▶ **PROBLEM**:
From the entries below, copy every line that holds the word "Bild".

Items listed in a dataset
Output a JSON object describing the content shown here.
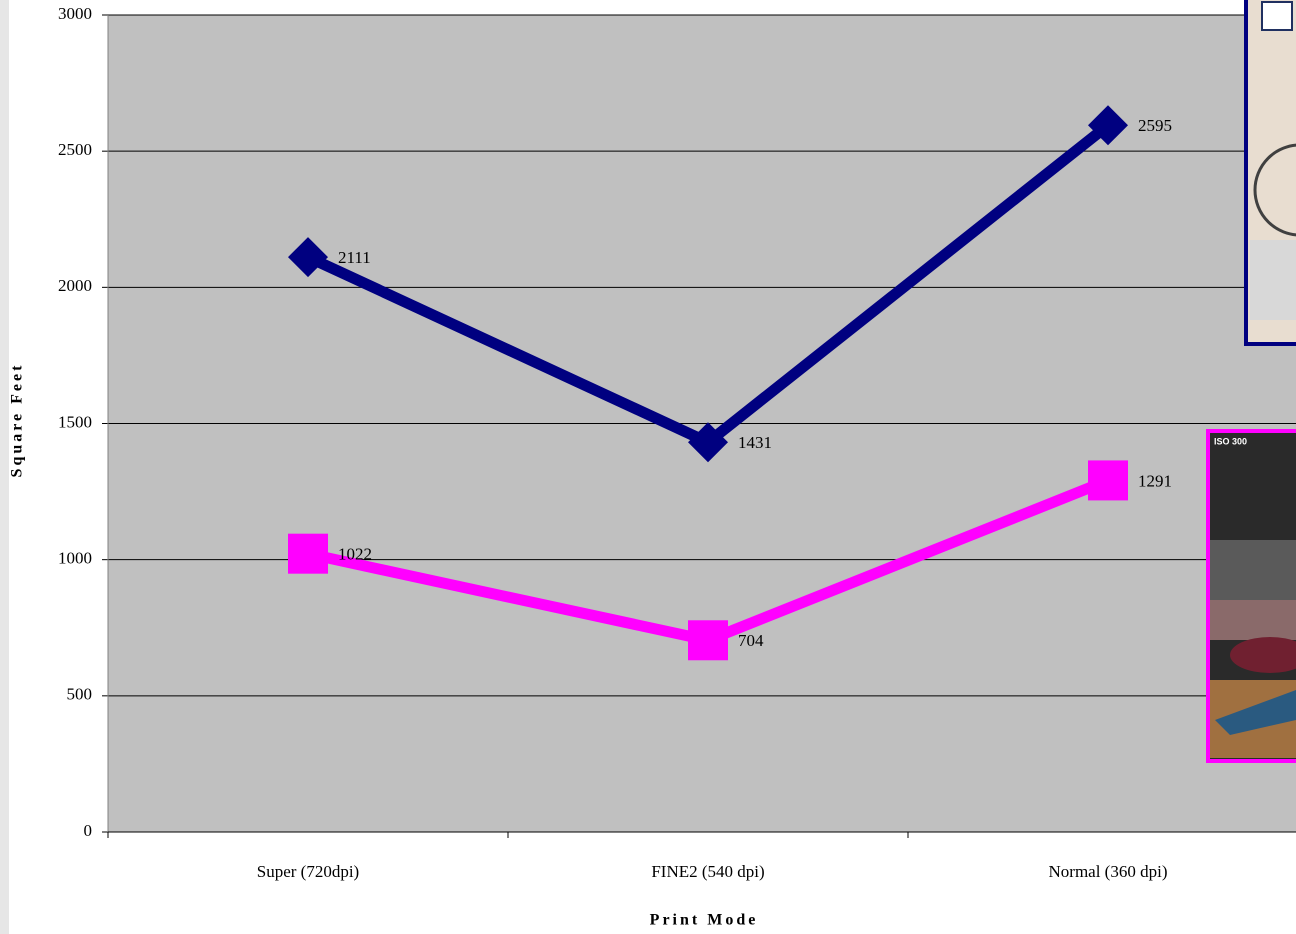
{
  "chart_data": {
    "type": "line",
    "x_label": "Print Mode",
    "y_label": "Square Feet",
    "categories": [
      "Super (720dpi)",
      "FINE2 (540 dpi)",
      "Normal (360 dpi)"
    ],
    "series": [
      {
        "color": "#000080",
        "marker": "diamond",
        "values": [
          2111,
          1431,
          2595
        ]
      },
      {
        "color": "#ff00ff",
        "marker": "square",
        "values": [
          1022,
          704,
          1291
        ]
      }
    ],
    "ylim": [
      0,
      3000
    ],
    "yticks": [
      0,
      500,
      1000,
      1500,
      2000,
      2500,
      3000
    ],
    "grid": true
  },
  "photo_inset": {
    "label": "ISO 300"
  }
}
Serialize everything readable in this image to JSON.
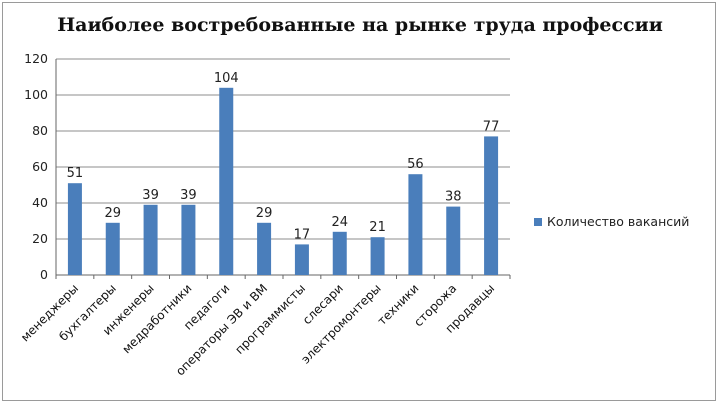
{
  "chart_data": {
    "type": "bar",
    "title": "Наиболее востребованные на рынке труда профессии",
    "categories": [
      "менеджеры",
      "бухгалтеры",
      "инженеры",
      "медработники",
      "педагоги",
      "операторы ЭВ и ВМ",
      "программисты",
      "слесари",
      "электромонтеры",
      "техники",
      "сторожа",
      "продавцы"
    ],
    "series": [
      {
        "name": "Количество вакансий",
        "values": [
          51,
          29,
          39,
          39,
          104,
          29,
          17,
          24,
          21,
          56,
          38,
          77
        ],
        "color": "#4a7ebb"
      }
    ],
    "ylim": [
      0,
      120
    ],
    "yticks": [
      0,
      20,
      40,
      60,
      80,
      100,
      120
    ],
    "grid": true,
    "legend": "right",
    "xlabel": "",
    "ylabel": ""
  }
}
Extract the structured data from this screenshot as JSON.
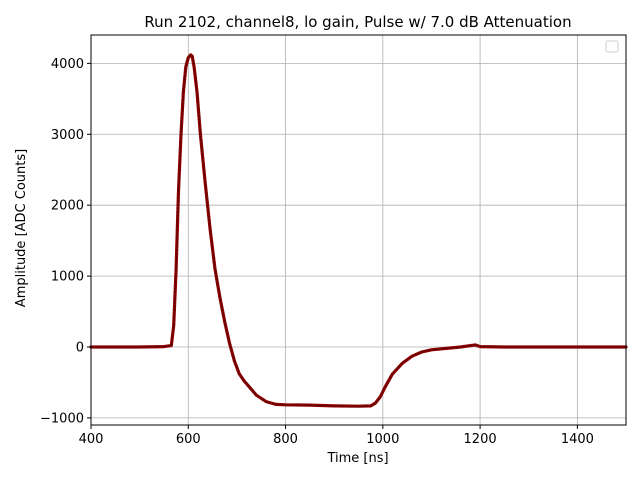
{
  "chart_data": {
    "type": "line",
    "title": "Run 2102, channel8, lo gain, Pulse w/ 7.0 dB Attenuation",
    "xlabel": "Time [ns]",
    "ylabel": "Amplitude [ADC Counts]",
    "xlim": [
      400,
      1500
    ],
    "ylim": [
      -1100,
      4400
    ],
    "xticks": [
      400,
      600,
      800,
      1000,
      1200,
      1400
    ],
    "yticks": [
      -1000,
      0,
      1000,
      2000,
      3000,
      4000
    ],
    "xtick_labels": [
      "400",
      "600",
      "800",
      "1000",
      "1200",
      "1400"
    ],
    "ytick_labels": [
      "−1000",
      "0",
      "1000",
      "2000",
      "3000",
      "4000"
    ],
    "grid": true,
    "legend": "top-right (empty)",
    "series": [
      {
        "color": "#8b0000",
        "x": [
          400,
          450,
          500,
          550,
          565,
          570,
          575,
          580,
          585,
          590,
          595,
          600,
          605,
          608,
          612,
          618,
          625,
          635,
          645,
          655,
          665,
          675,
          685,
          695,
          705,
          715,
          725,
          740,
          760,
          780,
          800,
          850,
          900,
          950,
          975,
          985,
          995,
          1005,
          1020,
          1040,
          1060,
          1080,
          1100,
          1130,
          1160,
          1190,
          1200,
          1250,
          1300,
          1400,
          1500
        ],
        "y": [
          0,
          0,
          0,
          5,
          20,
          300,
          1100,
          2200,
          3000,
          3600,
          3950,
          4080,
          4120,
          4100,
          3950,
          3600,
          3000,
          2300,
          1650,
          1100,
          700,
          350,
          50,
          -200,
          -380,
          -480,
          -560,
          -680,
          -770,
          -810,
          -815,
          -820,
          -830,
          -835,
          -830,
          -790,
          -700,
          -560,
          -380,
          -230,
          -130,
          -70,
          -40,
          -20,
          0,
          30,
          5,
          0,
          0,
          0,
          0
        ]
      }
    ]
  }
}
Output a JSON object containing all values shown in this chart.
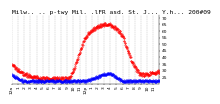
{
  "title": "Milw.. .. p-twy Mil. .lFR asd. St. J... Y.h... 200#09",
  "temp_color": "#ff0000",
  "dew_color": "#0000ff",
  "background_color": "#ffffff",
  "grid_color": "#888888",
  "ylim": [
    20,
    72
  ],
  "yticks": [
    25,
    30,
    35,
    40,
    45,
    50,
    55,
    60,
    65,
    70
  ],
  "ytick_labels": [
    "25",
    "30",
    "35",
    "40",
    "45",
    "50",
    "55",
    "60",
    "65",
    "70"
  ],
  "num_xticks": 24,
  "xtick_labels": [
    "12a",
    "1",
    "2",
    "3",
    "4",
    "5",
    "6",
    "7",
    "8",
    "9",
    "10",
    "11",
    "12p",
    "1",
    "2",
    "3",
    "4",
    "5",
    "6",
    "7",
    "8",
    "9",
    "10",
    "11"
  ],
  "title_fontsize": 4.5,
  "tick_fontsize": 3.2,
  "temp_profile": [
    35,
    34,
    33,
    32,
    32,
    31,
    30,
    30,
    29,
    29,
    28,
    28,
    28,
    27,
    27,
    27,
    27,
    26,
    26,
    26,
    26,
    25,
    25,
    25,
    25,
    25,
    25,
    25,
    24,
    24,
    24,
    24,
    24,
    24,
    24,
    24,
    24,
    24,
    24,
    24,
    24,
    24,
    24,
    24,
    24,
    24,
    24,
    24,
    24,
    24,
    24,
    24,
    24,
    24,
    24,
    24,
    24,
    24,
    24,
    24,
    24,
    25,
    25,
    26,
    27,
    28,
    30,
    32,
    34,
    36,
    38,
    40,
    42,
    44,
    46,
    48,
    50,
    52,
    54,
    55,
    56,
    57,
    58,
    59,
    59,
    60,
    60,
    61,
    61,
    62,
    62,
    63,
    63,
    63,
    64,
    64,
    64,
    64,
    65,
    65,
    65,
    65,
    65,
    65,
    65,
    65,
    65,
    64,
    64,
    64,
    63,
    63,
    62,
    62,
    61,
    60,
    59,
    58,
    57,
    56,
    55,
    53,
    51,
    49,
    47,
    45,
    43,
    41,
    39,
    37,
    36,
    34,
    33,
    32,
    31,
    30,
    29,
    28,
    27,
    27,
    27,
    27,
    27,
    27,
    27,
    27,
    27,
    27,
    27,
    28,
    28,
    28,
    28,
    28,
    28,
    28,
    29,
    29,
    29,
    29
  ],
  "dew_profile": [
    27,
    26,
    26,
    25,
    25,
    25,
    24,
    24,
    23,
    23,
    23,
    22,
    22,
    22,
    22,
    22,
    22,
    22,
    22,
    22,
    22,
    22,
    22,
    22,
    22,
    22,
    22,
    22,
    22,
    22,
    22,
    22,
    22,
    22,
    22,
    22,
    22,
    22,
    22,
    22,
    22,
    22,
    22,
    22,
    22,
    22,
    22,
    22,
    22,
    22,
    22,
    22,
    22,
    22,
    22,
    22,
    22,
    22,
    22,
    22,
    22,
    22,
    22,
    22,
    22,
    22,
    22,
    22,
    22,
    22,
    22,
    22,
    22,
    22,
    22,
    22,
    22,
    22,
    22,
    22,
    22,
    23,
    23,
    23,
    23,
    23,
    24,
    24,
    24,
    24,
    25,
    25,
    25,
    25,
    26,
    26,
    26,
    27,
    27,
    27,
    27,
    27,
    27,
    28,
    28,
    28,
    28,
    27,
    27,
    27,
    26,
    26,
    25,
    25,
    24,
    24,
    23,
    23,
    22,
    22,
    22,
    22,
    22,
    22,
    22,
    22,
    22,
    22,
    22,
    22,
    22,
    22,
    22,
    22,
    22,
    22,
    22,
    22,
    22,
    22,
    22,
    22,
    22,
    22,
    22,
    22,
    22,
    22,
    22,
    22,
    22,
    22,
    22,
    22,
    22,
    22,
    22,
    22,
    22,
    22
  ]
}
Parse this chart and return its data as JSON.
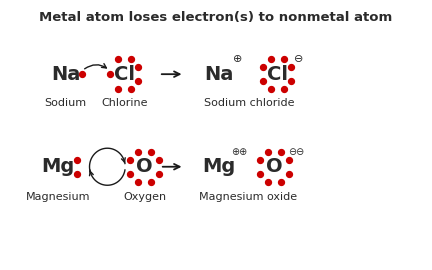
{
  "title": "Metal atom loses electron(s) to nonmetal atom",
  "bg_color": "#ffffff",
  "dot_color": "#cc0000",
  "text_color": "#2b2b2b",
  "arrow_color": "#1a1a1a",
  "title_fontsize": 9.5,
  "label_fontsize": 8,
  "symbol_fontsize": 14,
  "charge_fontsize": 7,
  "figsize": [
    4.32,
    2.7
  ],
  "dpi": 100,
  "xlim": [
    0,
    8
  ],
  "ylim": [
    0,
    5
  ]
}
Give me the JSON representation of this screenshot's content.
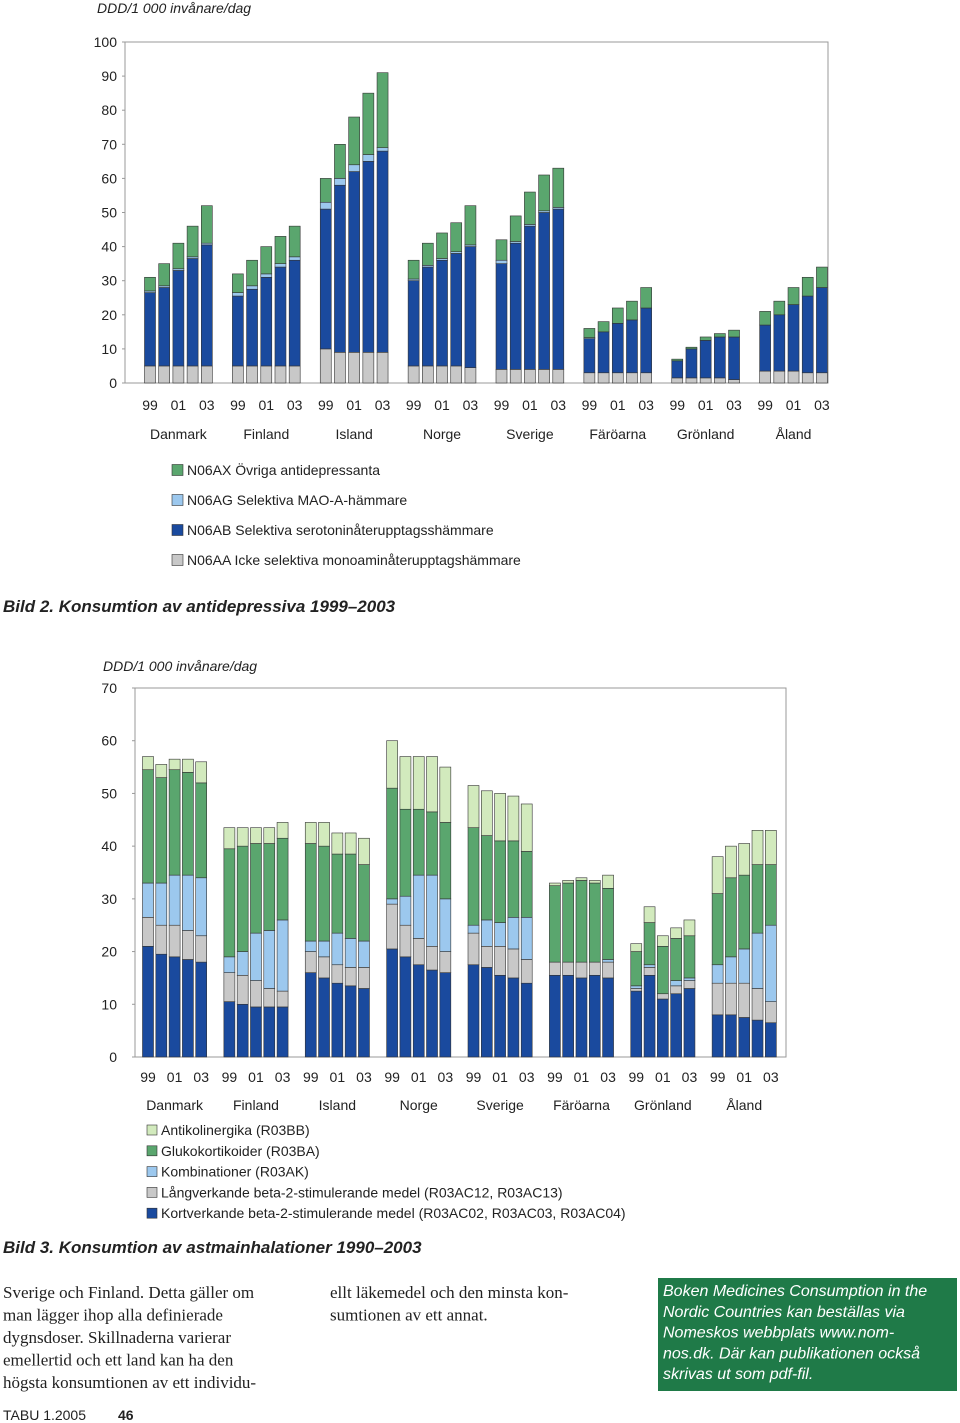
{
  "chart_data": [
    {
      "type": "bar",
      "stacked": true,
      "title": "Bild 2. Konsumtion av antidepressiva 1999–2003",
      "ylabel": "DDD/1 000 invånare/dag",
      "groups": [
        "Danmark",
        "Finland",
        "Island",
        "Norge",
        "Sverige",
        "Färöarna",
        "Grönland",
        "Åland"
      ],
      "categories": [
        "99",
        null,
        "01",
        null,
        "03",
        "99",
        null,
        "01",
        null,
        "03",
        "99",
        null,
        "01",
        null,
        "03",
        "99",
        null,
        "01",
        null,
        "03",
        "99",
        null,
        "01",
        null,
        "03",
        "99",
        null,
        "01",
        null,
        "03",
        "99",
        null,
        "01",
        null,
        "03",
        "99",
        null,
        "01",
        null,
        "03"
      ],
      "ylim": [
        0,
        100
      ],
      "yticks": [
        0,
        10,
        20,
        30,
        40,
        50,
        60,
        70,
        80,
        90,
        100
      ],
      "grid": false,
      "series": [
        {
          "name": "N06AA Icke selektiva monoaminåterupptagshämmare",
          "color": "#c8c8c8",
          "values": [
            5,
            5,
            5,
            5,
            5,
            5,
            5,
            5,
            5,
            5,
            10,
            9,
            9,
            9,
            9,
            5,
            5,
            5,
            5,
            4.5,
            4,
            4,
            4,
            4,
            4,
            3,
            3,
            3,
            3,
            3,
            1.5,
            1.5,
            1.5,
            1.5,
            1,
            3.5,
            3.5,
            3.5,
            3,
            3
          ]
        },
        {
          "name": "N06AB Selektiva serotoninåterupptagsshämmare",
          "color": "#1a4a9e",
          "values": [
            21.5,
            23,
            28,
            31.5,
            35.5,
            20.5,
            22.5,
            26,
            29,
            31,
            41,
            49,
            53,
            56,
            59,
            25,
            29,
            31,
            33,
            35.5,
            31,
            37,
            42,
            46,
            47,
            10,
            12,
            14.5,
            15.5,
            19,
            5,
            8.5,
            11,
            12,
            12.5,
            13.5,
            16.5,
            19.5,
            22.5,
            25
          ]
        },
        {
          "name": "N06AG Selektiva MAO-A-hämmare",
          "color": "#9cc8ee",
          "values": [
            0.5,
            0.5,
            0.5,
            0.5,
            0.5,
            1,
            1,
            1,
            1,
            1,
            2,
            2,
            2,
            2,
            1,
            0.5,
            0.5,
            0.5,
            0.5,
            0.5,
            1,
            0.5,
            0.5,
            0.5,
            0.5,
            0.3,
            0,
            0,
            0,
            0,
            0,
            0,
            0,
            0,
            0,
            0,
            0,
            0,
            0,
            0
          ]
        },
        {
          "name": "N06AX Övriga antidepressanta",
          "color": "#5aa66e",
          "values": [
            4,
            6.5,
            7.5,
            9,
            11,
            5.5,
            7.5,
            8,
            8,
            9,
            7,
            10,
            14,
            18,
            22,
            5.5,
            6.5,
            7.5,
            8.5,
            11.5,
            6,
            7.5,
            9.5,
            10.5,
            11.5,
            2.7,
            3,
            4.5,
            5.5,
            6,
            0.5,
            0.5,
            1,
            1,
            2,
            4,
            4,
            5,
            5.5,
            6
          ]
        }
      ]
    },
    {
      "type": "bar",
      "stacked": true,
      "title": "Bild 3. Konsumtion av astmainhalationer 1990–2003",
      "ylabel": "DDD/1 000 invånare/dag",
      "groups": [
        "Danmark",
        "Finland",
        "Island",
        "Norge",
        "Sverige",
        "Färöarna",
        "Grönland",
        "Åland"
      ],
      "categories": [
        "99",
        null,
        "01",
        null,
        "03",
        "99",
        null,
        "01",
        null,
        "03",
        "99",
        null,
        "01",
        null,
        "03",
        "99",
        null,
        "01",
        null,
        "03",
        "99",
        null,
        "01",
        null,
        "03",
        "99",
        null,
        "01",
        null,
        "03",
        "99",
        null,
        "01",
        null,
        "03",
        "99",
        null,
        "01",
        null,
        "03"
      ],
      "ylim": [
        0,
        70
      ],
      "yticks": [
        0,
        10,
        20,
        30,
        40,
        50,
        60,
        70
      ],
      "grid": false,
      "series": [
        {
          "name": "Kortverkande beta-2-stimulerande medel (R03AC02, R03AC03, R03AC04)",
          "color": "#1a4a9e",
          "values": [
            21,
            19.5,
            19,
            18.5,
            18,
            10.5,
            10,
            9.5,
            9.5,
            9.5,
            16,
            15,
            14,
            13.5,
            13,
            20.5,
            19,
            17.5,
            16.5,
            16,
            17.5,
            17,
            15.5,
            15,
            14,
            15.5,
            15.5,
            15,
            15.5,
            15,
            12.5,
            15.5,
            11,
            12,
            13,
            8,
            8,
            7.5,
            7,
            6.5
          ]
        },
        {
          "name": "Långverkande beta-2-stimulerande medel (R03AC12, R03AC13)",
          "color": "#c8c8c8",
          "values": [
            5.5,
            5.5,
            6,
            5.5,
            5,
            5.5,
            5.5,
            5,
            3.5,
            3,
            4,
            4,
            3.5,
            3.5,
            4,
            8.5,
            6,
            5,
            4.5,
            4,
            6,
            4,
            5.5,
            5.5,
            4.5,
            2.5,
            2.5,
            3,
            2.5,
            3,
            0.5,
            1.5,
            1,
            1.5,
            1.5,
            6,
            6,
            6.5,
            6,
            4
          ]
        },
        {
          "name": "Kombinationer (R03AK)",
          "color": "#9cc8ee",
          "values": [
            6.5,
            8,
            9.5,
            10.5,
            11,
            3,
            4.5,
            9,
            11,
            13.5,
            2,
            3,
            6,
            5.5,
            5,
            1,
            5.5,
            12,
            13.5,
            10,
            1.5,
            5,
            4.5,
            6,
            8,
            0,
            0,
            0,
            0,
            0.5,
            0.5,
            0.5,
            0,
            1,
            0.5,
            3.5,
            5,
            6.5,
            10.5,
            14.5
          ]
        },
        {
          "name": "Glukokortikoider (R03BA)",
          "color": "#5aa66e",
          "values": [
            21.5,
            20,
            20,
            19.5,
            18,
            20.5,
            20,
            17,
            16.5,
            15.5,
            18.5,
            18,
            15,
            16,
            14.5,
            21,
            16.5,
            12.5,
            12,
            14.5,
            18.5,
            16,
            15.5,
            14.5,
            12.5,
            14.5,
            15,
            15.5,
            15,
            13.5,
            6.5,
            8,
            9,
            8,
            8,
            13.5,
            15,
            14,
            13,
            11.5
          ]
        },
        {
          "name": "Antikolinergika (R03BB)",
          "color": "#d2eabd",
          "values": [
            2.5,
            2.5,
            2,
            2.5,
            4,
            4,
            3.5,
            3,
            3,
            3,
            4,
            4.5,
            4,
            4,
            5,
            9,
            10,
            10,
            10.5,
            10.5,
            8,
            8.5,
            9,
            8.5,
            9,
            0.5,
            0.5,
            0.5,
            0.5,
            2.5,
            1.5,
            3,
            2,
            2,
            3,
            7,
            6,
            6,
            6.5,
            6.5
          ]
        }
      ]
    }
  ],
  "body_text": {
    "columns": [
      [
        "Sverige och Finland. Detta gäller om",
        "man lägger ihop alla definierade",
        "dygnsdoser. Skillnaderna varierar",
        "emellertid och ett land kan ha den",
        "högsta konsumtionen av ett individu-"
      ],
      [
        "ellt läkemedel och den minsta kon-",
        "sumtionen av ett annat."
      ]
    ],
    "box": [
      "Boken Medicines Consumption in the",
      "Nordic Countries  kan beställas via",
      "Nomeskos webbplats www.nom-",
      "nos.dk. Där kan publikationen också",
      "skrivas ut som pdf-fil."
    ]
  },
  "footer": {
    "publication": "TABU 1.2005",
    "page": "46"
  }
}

▶ **WRITTEN SOLUTION**:
      "title": "Bild 2. Konsumtion av antidepressiva 1999–2003",
      "title": "Bild 3. Konsumtion av astmainhalationer 1990–2003",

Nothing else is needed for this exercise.